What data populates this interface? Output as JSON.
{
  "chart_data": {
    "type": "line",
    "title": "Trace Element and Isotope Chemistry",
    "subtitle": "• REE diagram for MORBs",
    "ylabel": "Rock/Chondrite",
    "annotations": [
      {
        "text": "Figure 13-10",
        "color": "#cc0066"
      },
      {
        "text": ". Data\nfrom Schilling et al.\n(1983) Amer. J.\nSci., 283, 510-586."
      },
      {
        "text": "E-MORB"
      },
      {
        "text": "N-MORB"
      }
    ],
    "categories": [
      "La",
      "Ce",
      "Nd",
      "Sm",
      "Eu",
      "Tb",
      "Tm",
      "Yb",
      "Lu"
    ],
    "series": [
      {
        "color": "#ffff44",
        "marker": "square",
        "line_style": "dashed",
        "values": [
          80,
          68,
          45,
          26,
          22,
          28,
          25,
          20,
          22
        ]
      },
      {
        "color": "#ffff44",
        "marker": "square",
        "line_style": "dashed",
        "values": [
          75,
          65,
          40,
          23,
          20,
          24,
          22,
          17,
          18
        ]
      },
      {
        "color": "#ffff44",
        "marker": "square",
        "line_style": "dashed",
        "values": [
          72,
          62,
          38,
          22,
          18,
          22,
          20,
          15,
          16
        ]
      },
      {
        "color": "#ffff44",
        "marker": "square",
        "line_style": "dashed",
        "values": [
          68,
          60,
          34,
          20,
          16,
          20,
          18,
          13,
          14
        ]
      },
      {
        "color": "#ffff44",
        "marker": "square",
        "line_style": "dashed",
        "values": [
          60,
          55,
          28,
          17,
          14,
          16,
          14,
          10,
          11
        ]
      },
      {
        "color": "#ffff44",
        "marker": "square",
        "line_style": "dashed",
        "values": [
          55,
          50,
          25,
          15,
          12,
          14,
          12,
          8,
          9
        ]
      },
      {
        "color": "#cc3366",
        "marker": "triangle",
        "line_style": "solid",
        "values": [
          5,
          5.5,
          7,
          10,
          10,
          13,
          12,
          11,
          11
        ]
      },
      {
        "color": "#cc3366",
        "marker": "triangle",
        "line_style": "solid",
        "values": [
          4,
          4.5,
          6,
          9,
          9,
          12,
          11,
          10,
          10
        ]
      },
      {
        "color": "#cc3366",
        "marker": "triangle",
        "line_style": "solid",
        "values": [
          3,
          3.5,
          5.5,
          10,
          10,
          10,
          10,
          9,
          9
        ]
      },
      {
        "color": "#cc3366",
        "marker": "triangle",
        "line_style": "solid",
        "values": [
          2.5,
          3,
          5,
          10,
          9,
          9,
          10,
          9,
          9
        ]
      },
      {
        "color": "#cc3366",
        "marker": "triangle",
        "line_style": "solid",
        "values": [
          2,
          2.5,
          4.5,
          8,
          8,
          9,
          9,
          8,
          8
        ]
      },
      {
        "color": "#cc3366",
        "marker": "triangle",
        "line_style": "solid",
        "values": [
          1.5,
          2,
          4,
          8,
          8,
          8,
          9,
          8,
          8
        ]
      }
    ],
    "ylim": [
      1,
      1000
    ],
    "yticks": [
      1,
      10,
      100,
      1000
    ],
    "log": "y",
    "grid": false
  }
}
━━━━━━━━
Requirement
Find the string "text" in the listing and return every line that holds it.

Exercise solution
        "text": "Figure 13-10",
        "text": ". Data\nfrom Schilling et al.\n(1983) Amer. J.\nSci., 283, 510-586."
        "text": "E-MORB"
        "text": "N-MORB"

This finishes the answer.